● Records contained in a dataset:
══════

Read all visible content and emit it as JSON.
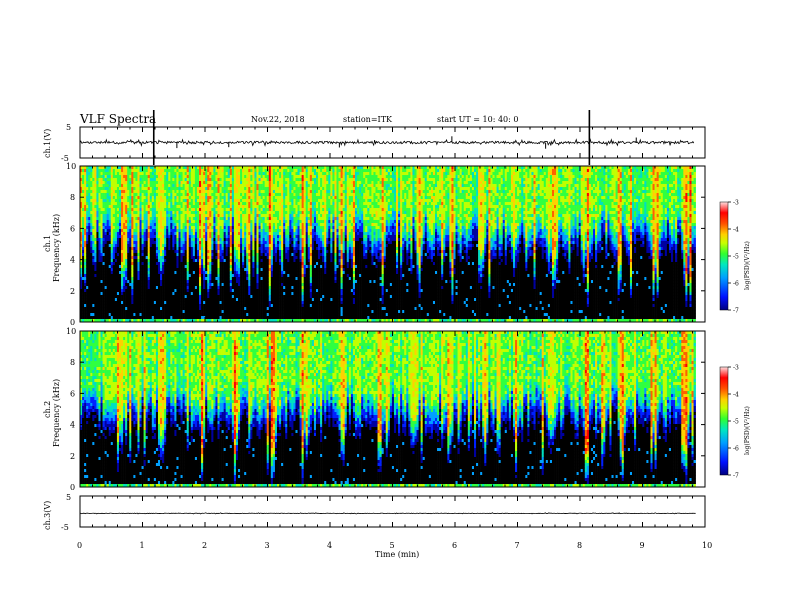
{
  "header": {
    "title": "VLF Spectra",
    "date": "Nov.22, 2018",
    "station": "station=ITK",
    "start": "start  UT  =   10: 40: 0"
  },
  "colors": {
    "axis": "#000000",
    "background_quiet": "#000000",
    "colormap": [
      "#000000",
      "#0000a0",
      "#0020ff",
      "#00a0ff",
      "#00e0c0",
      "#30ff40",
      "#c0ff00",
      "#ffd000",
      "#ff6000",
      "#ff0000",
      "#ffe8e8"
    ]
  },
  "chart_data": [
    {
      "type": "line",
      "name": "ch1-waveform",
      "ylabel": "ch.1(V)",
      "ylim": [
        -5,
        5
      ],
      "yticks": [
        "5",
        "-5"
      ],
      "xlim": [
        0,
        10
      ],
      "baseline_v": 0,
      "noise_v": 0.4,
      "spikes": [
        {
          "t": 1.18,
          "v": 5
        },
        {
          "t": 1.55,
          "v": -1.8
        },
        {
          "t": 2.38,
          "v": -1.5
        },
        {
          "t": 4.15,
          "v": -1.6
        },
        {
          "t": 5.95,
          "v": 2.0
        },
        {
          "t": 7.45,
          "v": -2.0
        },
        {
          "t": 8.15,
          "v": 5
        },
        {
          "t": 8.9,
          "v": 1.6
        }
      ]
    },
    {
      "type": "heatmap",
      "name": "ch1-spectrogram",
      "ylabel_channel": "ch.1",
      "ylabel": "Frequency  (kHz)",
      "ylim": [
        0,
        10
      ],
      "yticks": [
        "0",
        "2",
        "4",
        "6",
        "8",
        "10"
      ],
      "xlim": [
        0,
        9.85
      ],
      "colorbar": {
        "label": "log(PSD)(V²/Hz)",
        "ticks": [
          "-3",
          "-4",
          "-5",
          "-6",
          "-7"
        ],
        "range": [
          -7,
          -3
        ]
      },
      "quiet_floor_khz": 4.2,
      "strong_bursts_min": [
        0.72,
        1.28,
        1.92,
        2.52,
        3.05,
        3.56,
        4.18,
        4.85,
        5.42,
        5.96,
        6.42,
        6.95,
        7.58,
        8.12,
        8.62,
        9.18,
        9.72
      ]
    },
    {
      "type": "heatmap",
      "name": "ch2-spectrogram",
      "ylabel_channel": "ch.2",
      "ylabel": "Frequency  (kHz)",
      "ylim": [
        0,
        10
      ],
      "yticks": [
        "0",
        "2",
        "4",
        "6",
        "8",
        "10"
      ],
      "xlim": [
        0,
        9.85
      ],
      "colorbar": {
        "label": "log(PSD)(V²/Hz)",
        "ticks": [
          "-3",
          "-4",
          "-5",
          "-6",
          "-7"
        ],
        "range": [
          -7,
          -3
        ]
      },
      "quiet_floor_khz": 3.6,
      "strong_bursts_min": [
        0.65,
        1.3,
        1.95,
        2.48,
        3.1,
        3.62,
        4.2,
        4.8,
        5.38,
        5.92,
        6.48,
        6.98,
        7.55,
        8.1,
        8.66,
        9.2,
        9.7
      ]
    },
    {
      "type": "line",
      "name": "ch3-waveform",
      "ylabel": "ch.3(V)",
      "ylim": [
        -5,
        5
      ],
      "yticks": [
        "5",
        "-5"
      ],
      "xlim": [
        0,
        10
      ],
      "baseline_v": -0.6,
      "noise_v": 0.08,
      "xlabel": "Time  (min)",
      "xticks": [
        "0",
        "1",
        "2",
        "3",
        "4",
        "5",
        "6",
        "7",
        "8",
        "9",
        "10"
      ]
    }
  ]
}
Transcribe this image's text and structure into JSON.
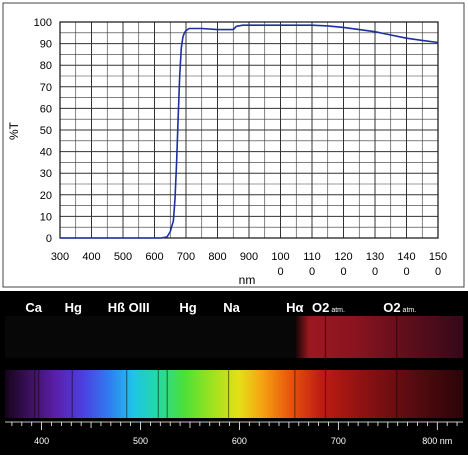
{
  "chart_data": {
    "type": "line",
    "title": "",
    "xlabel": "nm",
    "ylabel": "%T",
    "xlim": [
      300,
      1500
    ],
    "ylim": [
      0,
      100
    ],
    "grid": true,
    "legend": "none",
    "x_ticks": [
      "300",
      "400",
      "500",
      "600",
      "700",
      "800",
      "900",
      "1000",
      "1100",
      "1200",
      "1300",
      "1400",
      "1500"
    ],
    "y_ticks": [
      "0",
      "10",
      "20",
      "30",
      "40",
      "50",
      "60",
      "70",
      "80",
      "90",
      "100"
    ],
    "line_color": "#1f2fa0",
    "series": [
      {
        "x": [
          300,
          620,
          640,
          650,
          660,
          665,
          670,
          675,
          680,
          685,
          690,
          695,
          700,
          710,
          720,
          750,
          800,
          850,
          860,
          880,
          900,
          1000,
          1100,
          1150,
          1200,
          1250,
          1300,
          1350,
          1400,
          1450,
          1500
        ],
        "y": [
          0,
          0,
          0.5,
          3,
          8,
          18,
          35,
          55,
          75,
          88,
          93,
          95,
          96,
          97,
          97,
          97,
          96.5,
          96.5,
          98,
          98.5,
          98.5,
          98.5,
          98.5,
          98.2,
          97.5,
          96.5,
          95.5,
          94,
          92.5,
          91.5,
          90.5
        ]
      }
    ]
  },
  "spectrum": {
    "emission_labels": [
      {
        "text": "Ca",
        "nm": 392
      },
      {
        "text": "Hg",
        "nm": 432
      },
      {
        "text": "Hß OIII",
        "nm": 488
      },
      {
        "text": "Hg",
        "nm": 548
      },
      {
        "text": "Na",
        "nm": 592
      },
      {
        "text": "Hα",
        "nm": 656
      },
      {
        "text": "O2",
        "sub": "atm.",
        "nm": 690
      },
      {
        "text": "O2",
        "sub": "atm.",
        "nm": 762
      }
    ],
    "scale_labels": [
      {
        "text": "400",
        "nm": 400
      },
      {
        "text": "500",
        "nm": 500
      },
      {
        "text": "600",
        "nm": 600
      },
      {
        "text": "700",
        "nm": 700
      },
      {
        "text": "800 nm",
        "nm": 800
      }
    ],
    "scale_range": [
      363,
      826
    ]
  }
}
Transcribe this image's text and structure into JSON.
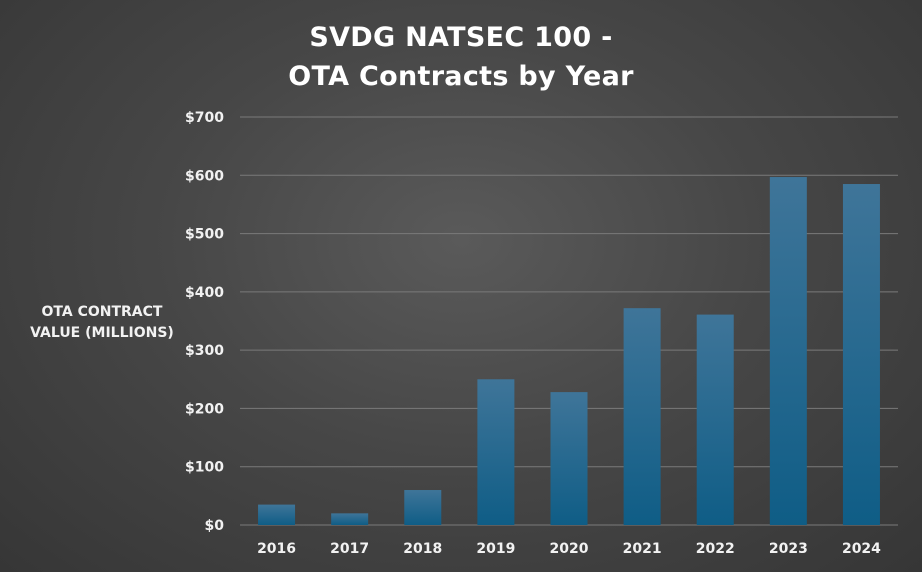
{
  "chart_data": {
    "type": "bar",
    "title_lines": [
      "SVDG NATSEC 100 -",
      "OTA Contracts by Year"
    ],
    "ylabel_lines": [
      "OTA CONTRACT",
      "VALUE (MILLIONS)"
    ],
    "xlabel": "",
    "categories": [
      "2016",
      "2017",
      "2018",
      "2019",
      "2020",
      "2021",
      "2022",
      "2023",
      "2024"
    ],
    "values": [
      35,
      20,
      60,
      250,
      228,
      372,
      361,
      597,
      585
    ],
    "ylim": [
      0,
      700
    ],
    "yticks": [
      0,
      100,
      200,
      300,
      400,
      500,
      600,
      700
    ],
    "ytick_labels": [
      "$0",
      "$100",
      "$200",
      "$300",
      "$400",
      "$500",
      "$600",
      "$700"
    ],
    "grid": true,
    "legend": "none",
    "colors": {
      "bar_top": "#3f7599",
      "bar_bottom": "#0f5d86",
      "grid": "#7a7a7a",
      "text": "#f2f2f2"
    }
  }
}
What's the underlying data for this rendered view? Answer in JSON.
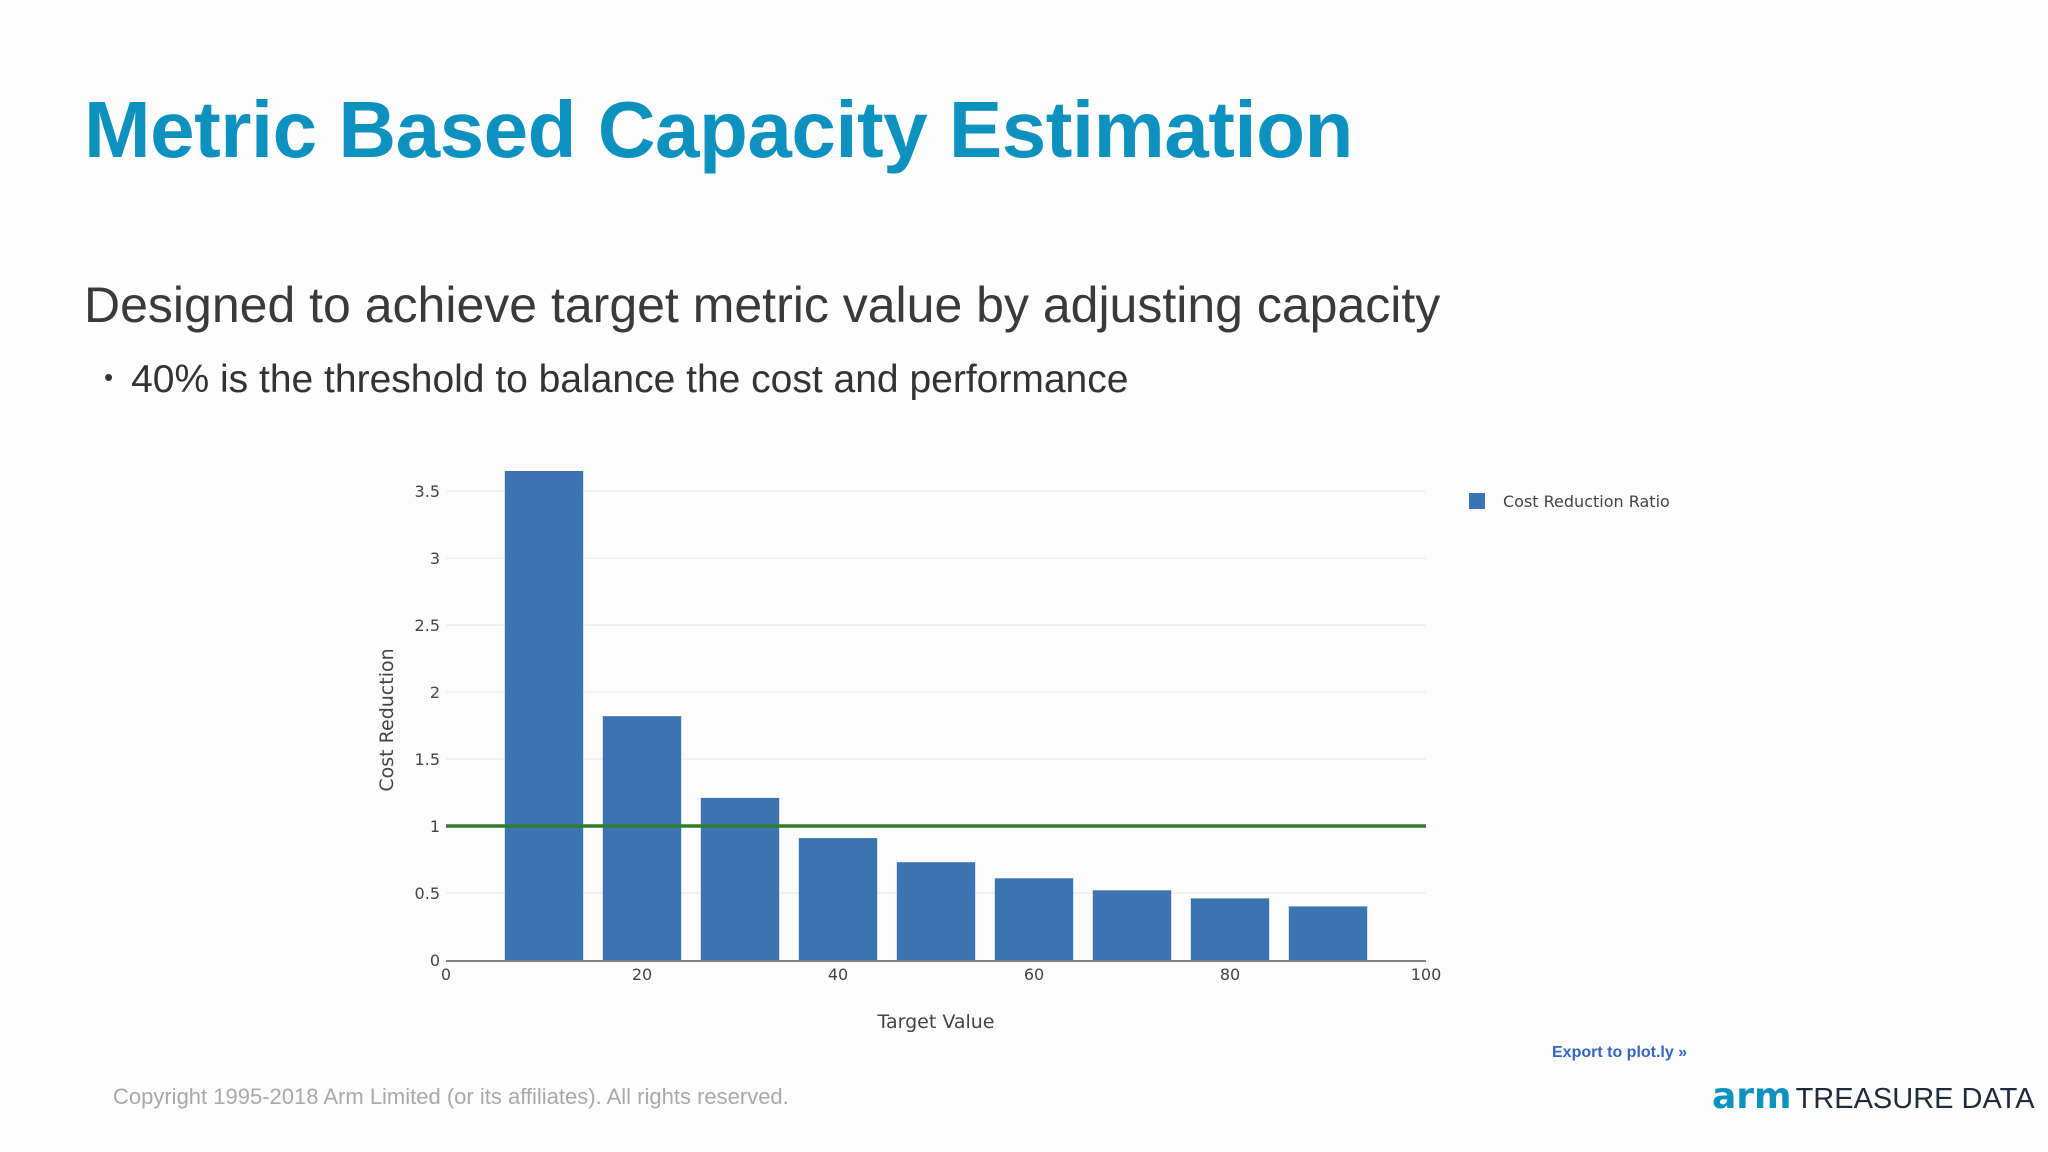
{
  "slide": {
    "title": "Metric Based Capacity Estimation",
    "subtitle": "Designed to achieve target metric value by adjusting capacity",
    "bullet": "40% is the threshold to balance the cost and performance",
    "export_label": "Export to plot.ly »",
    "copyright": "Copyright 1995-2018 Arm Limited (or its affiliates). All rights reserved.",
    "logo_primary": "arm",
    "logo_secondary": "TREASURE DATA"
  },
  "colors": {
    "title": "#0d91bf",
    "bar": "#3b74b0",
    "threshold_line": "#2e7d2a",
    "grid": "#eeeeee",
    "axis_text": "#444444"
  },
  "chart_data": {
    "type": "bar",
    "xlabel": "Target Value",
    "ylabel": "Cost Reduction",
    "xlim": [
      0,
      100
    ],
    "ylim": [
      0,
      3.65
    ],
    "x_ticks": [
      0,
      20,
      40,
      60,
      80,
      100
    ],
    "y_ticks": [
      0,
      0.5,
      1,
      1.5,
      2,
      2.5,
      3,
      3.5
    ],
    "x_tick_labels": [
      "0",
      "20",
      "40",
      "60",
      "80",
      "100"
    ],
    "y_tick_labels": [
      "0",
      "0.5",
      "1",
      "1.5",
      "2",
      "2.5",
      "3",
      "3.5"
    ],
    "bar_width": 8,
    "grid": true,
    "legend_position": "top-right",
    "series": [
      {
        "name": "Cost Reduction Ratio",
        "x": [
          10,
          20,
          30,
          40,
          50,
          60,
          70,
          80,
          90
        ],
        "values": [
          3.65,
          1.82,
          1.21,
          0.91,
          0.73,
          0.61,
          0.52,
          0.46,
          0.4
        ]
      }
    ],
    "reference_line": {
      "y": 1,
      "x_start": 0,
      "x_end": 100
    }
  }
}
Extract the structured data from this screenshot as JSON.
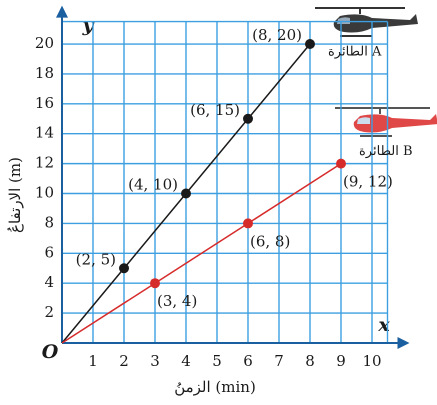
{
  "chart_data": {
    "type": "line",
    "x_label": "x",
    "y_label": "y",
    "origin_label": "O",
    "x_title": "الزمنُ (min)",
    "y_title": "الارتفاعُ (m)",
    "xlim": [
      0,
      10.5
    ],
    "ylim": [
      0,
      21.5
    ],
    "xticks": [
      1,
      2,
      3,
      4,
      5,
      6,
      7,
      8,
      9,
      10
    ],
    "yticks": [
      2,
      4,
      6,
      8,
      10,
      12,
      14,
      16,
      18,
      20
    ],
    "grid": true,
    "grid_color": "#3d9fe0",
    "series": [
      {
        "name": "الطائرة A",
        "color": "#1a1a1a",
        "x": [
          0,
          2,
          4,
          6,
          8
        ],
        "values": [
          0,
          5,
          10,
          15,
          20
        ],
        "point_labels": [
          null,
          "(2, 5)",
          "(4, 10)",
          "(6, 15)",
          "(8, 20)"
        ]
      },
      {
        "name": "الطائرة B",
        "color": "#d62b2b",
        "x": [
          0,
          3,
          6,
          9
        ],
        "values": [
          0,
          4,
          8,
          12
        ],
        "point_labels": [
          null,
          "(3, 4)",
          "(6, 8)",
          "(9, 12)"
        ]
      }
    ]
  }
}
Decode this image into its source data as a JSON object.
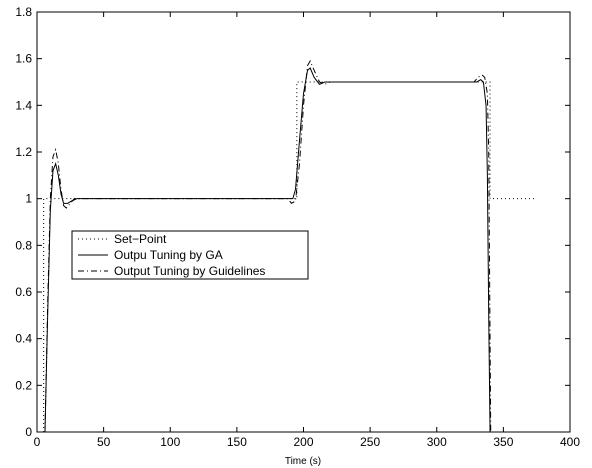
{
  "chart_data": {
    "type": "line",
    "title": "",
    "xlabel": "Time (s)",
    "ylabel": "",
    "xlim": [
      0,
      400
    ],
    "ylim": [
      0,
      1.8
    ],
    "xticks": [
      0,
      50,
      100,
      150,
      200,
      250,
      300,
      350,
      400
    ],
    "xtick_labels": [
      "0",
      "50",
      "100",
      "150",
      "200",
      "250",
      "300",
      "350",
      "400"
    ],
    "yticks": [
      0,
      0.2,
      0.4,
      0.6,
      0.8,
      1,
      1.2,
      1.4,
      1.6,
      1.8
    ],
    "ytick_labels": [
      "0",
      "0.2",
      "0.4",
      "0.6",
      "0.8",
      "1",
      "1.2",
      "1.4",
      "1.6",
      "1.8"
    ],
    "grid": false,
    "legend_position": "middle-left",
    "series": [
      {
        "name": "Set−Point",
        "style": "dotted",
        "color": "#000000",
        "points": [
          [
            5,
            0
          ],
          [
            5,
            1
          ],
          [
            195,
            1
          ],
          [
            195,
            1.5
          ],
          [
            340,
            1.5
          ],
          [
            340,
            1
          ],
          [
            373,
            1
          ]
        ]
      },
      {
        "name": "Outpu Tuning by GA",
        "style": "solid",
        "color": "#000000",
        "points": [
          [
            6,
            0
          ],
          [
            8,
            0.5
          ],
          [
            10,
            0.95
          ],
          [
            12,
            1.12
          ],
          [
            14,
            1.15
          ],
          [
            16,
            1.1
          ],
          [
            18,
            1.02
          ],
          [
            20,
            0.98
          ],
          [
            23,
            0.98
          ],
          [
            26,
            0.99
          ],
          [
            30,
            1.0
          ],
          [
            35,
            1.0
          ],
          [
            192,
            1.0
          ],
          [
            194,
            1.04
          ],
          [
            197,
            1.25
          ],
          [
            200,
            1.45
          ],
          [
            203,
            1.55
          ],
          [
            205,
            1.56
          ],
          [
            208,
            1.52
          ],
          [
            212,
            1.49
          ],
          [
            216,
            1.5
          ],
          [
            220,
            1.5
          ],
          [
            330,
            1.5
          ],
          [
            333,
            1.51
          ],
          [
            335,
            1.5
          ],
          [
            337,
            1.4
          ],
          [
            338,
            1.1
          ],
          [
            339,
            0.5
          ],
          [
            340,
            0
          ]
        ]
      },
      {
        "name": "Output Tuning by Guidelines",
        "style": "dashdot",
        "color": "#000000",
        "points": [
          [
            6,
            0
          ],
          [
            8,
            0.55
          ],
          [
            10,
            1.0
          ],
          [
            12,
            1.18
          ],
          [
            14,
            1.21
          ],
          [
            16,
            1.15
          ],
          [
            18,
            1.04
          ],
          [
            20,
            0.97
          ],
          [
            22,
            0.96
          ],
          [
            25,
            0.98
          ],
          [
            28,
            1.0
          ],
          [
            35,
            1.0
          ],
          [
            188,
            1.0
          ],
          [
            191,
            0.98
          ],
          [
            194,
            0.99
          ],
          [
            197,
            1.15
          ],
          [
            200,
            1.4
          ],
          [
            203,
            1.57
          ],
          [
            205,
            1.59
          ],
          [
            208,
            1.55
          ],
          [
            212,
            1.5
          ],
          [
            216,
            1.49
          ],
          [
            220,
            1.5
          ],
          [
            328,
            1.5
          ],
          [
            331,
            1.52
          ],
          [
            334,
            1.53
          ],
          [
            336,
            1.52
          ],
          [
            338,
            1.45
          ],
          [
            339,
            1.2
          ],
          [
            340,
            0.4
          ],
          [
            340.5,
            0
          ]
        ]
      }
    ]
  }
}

══════

Where a line holds "name", copy that line.

● Task answer:
      "name": "ch1-waveform",
      "name": "ch1-spectrogram",
      "name": "ch2-spectrogram",
      "name": "ch3-waveform",
        "name": "Cost Reduction Ratio",
        "name": "الطائرة A",
        "name": "الطائرة B",
        "name": "Set−Point",
        "name": "Outpu Tuning by GA",
        "name": "Output Tuning by Guidelines",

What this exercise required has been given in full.